» **AIM OF THE TASK**:
Among the lines below, count those with "name". Give only the number.

[A block of data]

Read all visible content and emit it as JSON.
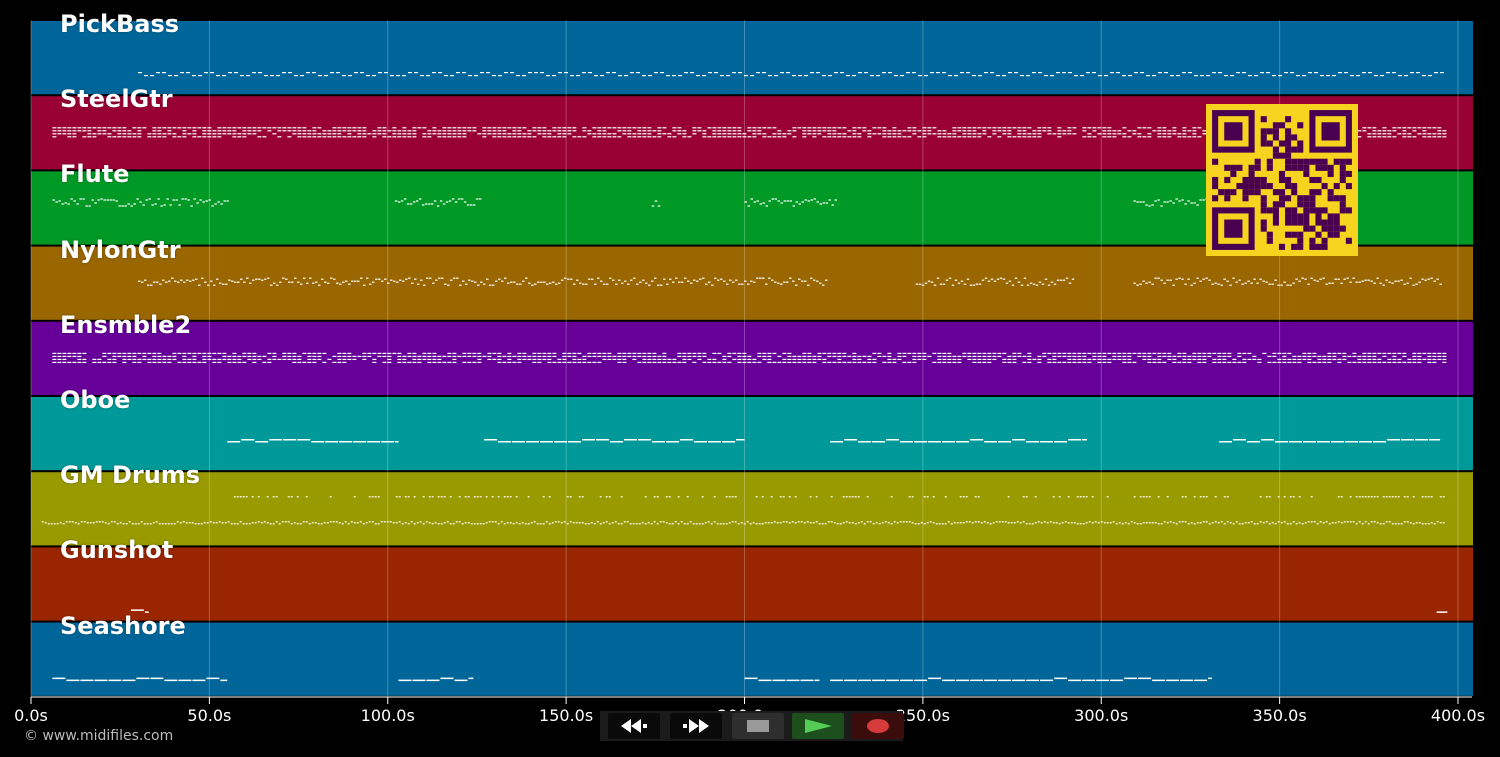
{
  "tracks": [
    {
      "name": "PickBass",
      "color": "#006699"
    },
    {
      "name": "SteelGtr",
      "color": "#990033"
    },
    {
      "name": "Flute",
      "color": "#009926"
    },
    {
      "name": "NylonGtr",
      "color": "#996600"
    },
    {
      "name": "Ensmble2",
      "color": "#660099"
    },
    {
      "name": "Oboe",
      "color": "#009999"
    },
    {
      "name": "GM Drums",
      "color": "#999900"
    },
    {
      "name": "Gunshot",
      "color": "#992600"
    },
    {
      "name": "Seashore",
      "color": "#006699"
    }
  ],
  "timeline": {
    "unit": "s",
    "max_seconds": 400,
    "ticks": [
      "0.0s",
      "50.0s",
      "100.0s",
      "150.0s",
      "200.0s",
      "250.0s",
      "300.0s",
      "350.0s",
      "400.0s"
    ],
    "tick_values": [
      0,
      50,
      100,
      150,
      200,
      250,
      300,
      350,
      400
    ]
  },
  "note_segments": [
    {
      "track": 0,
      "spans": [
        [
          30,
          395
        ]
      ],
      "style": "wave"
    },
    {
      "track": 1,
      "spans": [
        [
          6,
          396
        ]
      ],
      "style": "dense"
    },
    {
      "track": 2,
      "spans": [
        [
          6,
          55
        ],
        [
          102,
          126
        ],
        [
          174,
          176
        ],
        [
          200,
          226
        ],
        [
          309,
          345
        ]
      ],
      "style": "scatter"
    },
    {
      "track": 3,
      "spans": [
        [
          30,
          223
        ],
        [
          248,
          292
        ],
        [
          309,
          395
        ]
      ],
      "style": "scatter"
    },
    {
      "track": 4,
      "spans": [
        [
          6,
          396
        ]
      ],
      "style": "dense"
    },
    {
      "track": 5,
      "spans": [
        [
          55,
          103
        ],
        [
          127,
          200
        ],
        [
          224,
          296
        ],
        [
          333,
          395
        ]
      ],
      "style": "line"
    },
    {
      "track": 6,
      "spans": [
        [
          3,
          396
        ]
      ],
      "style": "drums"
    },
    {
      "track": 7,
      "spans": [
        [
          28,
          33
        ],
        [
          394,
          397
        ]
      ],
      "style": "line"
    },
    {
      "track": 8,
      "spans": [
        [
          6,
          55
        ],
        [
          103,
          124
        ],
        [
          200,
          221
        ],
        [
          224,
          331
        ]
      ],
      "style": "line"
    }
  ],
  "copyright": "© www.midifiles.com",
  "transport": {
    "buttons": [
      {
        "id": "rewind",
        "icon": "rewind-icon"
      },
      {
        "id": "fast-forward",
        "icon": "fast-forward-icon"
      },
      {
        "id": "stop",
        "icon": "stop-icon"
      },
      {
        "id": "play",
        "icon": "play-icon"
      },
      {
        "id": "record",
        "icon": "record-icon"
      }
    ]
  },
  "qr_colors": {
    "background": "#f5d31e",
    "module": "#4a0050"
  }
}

» **SOLVED PROBLEM**:
9